■ Record excerpts ■
= = =

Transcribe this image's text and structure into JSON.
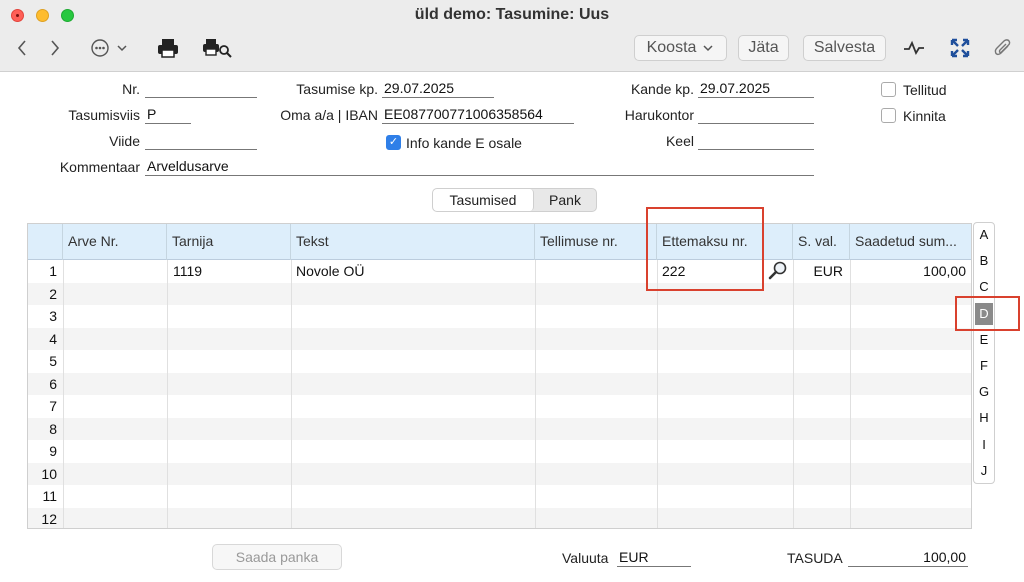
{
  "window": {
    "title": "üld demo: Tasumine: Uus"
  },
  "toolbar": {
    "koosta_label": "Koosta",
    "jata_label": "Jäta",
    "salvesta_label": "Salvesta"
  },
  "form": {
    "nr": {
      "label": "Nr.",
      "value": ""
    },
    "tasumisviis": {
      "label": "Tasumisviis",
      "value": "P"
    },
    "viide": {
      "label": "Viide",
      "value": ""
    },
    "kommentaar": {
      "label": "Kommentaar",
      "value": "Arveldusarve"
    },
    "tasumise_kp": {
      "label": "Tasumise kp.",
      "value": "29.07.2025"
    },
    "oma_iban": {
      "label": "Oma a/a | IBAN",
      "value": "EE087700771006358564"
    },
    "info_kande": {
      "label": "Info kande E osale",
      "checked": true
    },
    "kande_kp": {
      "label": "Kande kp.",
      "value": "29.07.2025"
    },
    "harukontor": {
      "label": "Harukontor",
      "value": ""
    },
    "keel": {
      "label": "Keel",
      "value": ""
    },
    "tellitud": {
      "label": "Tellitud",
      "checked": false
    },
    "kinnita": {
      "label": "Kinnita",
      "checked": false
    }
  },
  "tabs": {
    "tasumised": "Tasumised",
    "pank": "Pank",
    "active": "Tasumised"
  },
  "table": {
    "columns": [
      "Arve Nr.",
      "Tarnija",
      "Tekst",
      "Tellimuse nr.",
      "Ettemaksu nr.",
      "S. val.",
      "Saadetud sum..."
    ],
    "row_numbers": [
      "1",
      "2",
      "3",
      "4",
      "5",
      "6",
      "7",
      "8",
      "9",
      "10",
      "11",
      "12"
    ],
    "rows": [
      {
        "arve_nr": "",
        "tarnija": "1119",
        "tekst": "Novole OÜ",
        "tellimuse_nr": "",
        "ettemaksu_nr": "222",
        "s_val": "EUR",
        "saadetud_sum": "100,00"
      }
    ]
  },
  "letters": [
    "A",
    "B",
    "C",
    "D",
    "E",
    "F",
    "G",
    "H",
    "I",
    "J"
  ],
  "selected_letter": "D",
  "footer": {
    "saada_panka": "Saada panka",
    "valuuta_label": "Valuuta",
    "valuuta_value": "EUR",
    "tasuda_label": "TASUDA",
    "tasuda_value": "100,00"
  },
  "colors": {
    "header_bg": "#ddeefb",
    "highlight": "#d9412e",
    "checkbox_accent": "#2f7fe8"
  }
}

= = =

■ Task prompt ■
Restate each entry word for word, please, but drop any images it holds.

■ Solution to the exercise ■
Transcribe this image's text and structure into JSON.
{
  "window": {
    "title": "üld demo: Tasumine: Uus"
  },
  "toolbar": {
    "koosta_label": "Koosta",
    "jata_label": "Jäta",
    "salvesta_label": "Salvesta"
  },
  "form": {
    "nr": {
      "label": "Nr.",
      "value": ""
    },
    "tasumisviis": {
      "label": "Tasumisviis",
      "value": "P"
    },
    "viide": {
      "label": "Viide",
      "value": ""
    },
    "kommentaar": {
      "label": "Kommentaar",
      "value": "Arveldusarve"
    },
    "tasumise_kp": {
      "label": "Tasumise kp.",
      "value": "29.07.2025"
    },
    "oma_iban": {
      "label": "Oma a/a | IBAN",
      "value": "EE087700771006358564"
    },
    "info_kande": {
      "label": "Info kande E osale",
      "checked": true
    },
    "kande_kp": {
      "label": "Kande kp.",
      "value": "29.07.2025"
    },
    "harukontor": {
      "label": "Harukontor",
      "value": ""
    },
    "keel": {
      "label": "Keel",
      "value": ""
    },
    "tellitud": {
      "label": "Tellitud",
      "checked": false
    },
    "kinnita": {
      "label": "Kinnita",
      "checked": false
    }
  },
  "tabs": {
    "tasumised": "Tasumised",
    "pank": "Pank",
    "active": "Tasumised"
  },
  "table": {
    "columns": [
      "Arve Nr.",
      "Tarnija",
      "Tekst",
      "Tellimuse nr.",
      "Ettemaksu nr.",
      "S. val.",
      "Saadetud sum..."
    ],
    "row_numbers": [
      "1",
      "2",
      "3",
      "4",
      "5",
      "6",
      "7",
      "8",
      "9",
      "10",
      "11",
      "12"
    ],
    "rows": [
      {
        "arve_nr": "",
        "tarnija": "1119",
        "tekst": "Novole OÜ",
        "tellimuse_nr": "",
        "ettemaksu_nr": "222",
        "s_val": "EUR",
        "saadetud_sum": "100,00"
      }
    ]
  },
  "letters": [
    "A",
    "B",
    "C",
    "D",
    "E",
    "F",
    "G",
    "H",
    "I",
    "J"
  ],
  "selected_letter": "D",
  "footer": {
    "saada_panka": "Saada panka",
    "valuuta_label": "Valuuta",
    "valuuta_value": "EUR",
    "tasuda_label": "TASUDA",
    "tasuda_value": "100,00"
  },
  "colors": {
    "header_bg": "#ddeefb",
    "highlight": "#d9412e",
    "checkbox_accent": "#2f7fe8"
  }
}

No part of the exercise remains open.